▶ **SET TASK**
Write the records out again exactly, leaving no images in.

•••••

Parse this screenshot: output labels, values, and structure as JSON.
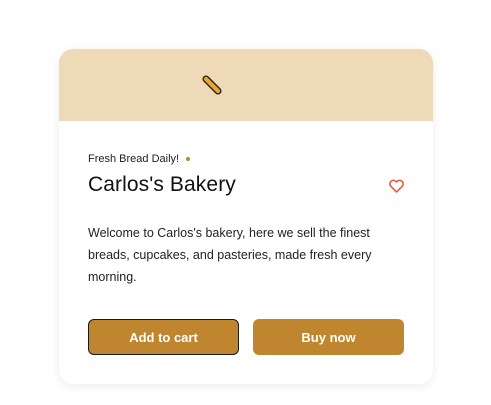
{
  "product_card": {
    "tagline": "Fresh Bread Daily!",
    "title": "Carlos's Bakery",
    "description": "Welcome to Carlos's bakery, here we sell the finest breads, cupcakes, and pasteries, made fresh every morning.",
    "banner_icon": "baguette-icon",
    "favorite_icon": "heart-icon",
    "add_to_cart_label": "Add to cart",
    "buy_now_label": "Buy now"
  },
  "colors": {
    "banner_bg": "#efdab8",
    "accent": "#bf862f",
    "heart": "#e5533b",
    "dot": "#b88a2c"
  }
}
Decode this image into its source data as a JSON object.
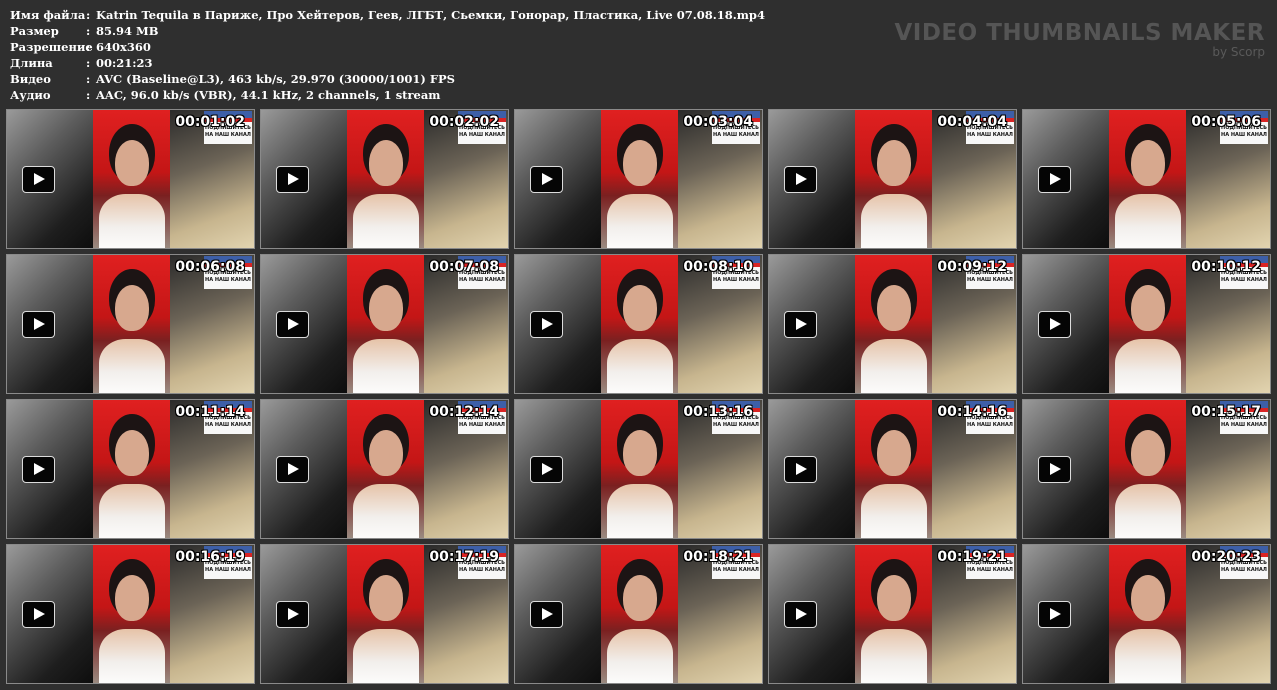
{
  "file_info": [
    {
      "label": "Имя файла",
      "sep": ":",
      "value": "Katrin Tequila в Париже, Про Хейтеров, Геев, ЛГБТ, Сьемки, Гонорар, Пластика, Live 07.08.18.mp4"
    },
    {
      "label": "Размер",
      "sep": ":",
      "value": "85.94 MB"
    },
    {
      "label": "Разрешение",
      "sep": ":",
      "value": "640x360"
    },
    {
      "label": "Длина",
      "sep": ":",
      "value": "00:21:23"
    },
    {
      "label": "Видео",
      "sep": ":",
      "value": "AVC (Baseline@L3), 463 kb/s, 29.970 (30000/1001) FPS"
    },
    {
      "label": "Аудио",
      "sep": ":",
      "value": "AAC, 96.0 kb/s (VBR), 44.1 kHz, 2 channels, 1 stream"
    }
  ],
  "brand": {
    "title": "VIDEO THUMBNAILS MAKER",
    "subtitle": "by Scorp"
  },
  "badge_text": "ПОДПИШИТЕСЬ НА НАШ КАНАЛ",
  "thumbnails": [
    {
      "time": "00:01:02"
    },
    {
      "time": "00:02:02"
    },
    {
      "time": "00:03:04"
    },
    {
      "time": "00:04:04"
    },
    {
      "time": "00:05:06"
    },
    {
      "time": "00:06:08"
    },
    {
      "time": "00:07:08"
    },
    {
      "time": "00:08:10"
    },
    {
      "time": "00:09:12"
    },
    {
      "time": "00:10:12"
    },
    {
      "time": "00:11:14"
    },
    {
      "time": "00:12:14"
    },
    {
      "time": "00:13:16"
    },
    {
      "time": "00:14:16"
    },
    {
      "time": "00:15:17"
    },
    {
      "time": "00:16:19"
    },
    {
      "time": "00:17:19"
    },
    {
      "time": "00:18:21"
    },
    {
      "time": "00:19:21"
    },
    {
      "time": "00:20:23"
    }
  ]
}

•••••

▶ **WORKED ANSWER**
Parse this screenshot: output labels, values, and structure as JSON.
{
  "product_card": {
    "tagline": "Fresh Bread Daily!",
    "title": "Carlos's Bakery",
    "description": "Welcome to Carlos's bakery, here we sell the finest breads, cupcakes, and pasteries, made fresh every morning.",
    "banner_icon": "baguette-icon",
    "favorite_icon": "heart-icon",
    "add_to_cart_label": "Add to cart",
    "buy_now_label": "Buy now"
  },
  "colors": {
    "banner_bg": "#efdab8",
    "accent": "#bf862f",
    "heart": "#e5533b",
    "dot": "#b88a2c"
  }
}
Decode this image into its source data as a JSON object.
{
  "file_info": [
    {
      "label": "Имя файла",
      "sep": ":",
      "value": "Katrin Tequila в Париже, Про Хейтеров, Геев, ЛГБТ, Сьемки, Гонорар, Пластика, Live 07.08.18.mp4"
    },
    {
      "label": "Размер",
      "sep": ":",
      "value": "85.94 MB"
    },
    {
      "label": "Разрешение",
      "sep": ":",
      "value": "640x360"
    },
    {
      "label": "Длина",
      "sep": ":",
      "value": "00:21:23"
    },
    {
      "label": "Видео",
      "sep": ":",
      "value": "AVC (Baseline@L3), 463 kb/s, 29.970 (30000/1001) FPS"
    },
    {
      "label": "Аудио",
      "sep": ":",
      "value": "AAC, 96.0 kb/s (VBR), 44.1 kHz, 2 channels, 1 stream"
    }
  ],
  "brand": {
    "title": "VIDEO THUMBNAILS MAKER",
    "subtitle": "by Scorp"
  },
  "badge_text": "ПОДПИШИТЕСЬ НА НАШ КАНАЛ",
  "thumbnails": [
    {
      "time": "00:01:02"
    },
    {
      "time": "00:02:02"
    },
    {
      "time": "00:03:04"
    },
    {
      "time": "00:04:04"
    },
    {
      "time": "00:05:06"
    },
    {
      "time": "00:06:08"
    },
    {
      "time": "00:07:08"
    },
    {
      "time": "00:08:10"
    },
    {
      "time": "00:09:12"
    },
    {
      "time": "00:10:12"
    },
    {
      "time": "00:11:14"
    },
    {
      "time": "00:12:14"
    },
    {
      "time": "00:13:16"
    },
    {
      "time": "00:14:16"
    },
    {
      "time": "00:15:17"
    },
    {
      "time": "00:16:19"
    },
    {
      "time": "00:17:19"
    },
    {
      "time": "00:18:21"
    },
    {
      "time": "00:19:21"
    },
    {
      "time": "00:20:23"
    }
  ]
}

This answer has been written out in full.